REQUIREMENTS: Please show each line below that contains the word "generator".

====== MATERIAL FOR THIS EXERCISE

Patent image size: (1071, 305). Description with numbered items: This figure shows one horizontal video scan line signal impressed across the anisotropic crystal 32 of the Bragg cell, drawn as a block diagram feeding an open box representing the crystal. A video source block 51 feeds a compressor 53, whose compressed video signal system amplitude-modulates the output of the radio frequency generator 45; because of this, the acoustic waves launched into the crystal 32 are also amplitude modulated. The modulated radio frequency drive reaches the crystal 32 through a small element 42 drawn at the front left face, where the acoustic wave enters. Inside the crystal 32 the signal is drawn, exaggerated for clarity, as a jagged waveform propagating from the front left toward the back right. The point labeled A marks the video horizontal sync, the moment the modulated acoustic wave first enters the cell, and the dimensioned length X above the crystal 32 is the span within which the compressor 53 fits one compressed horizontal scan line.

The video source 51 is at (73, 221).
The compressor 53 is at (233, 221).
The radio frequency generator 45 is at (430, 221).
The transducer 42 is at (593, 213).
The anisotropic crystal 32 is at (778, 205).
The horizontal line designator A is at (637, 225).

============

IN RESPONSE:
Patent image size: (1071, 305). Description with numbered items: This figure shows one horizontal video scan line signal impressed across the anisotropic crystal 32 of the Bragg cell, drawn as a block diagram feeding an open box representing the crystal. A video source block 51 feeds a compressor 53, whose compressed video signal system amplitude-modulates the output of the radio frequency generator 45; because of this, the acoustic waves launched into the crystal 32 are also amplitude modulated. The modulated radio frequency drive reaches the crystal 32 through a small element 42 drawn at the front left face, where the acoustic wave enters. Inside the crystal 32 the signal is drawn, exaggerated for clarity, as a jagged waveform propagating from the front left toward the back right. The point labeled A marks the video horizontal sync, the moment the modulated acoustic wave first enters the cell, and the dimensioned length X above the crystal 32 is the span within which the compressor 53 fits one compressed horizontal scan line.
The radio frequency generator 45 is at (430, 221).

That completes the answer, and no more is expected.